> **BRIEF**:
Reproduce every line of the records below verbatim, with no changes to names, text, or coordinates.

________________________________________

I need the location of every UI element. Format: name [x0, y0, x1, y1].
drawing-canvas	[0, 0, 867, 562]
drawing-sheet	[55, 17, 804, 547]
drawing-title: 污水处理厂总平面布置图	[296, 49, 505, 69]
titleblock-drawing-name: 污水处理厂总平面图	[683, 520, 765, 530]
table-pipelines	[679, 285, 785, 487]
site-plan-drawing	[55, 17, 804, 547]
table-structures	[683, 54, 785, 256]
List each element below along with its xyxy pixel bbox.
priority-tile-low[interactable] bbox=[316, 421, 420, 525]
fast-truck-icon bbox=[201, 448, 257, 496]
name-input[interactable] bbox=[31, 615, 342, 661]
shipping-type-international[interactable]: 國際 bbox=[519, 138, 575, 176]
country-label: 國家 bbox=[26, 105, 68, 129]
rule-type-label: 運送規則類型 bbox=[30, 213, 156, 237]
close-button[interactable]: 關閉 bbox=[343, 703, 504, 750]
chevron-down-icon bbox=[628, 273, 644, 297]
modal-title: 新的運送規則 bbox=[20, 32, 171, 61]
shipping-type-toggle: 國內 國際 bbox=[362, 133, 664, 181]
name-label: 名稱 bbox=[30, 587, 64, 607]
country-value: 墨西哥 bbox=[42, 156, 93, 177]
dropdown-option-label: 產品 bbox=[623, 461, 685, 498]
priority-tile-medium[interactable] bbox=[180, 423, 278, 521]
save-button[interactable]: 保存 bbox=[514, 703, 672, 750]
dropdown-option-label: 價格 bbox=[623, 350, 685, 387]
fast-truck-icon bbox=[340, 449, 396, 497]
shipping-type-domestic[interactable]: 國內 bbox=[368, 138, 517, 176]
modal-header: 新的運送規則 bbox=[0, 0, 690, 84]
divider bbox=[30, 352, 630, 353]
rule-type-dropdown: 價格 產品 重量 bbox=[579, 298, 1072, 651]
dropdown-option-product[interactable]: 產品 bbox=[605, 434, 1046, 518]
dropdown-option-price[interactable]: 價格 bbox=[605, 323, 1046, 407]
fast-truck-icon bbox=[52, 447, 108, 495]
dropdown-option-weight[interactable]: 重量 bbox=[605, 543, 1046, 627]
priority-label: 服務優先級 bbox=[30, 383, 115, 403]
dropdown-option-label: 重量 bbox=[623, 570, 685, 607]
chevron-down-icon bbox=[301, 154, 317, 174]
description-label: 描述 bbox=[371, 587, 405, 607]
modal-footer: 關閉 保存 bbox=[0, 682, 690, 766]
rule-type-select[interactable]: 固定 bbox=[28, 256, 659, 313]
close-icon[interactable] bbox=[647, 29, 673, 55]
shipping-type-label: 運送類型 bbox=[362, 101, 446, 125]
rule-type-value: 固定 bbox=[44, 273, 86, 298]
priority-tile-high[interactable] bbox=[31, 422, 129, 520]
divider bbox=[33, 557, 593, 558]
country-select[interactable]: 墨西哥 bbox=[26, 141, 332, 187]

________________________________________

> **SOLVED EXERCISE**:
I need the location of every UI element. Format: name [x0, y0, x1, y1].
drawing-canvas	[0, 0, 867, 562]
drawing-sheet	[55, 17, 804, 547]
drawing-title: 污水处理厂总平面布置图	[296, 49, 505, 69]
titleblock-drawing-name: 污水处理厂总平面图	[683, 520, 765, 530]
table-pipelines	[679, 285, 785, 487]
site-plan-drawing	[55, 17, 804, 547]
table-structures	[683, 54, 785, 256]
List each element below along with its xyxy pixel bbox.
priority-tile-low[interactable] bbox=[316, 421, 420, 525]
fast-truck-icon bbox=[201, 448, 257, 496]
name-input[interactable] bbox=[31, 615, 342, 661]
shipping-type-international[interactable]: 國際 bbox=[519, 138, 575, 176]
country-label: 國家 bbox=[26, 105, 68, 129]
rule-type-label: 運送規則類型 bbox=[30, 213, 156, 237]
close-button[interactable]: 關閉 bbox=[343, 703, 504, 750]
chevron-down-icon bbox=[628, 273, 644, 297]
modal-title: 新的運送規則 bbox=[20, 32, 171, 61]
shipping-type-toggle: 國內 國際 bbox=[362, 133, 664, 181]
name-label: 名稱 bbox=[30, 587, 64, 607]
country-value: 墨西哥 bbox=[42, 156, 93, 177]
dropdown-option-label: 產品 bbox=[623, 461, 685, 498]
priority-tile-medium[interactable] bbox=[180, 423, 278, 521]
save-button[interactable]: 保存 bbox=[514, 703, 672, 750]
dropdown-option-label: 價格 bbox=[623, 350, 685, 387]
fast-truck-icon bbox=[340, 449, 396, 497]
shipping-type-domestic[interactable]: 國內 bbox=[368, 138, 517, 176]
modal-header: 新的運送規則 bbox=[0, 0, 690, 84]
divider bbox=[30, 352, 630, 353]
rule-type-dropdown: 價格 產品 重量 bbox=[579, 298, 1072, 651]
dropdown-option-product[interactable]: 產品 bbox=[605, 434, 1046, 518]
dropdown-option-price[interactable]: 價格 bbox=[605, 323, 1046, 407]
fast-truck-icon bbox=[52, 447, 108, 495]
dropdown-option-weight[interactable]: 重量 bbox=[605, 543, 1046, 627]
priority-label: 服務優先級 bbox=[30, 383, 115, 403]
dropdown-option-label: 重量 bbox=[623, 570, 685, 607]
chevron-down-icon bbox=[301, 154, 317, 174]
description-label: 描述 bbox=[371, 587, 405, 607]
modal-footer: 關閉 保存 bbox=[0, 682, 690, 766]
rule-type-select[interactable]: 固定 bbox=[28, 256, 659, 313]
close-icon[interactable] bbox=[647, 29, 673, 55]
shipping-type-label: 運送類型 bbox=[362, 101, 446, 125]
rule-type-value: 固定 bbox=[44, 273, 86, 298]
priority-tile-high[interactable] bbox=[31, 422, 129, 520]
divider bbox=[33, 557, 593, 558]
country-select[interactable]: 墨西哥 bbox=[26, 141, 332, 187]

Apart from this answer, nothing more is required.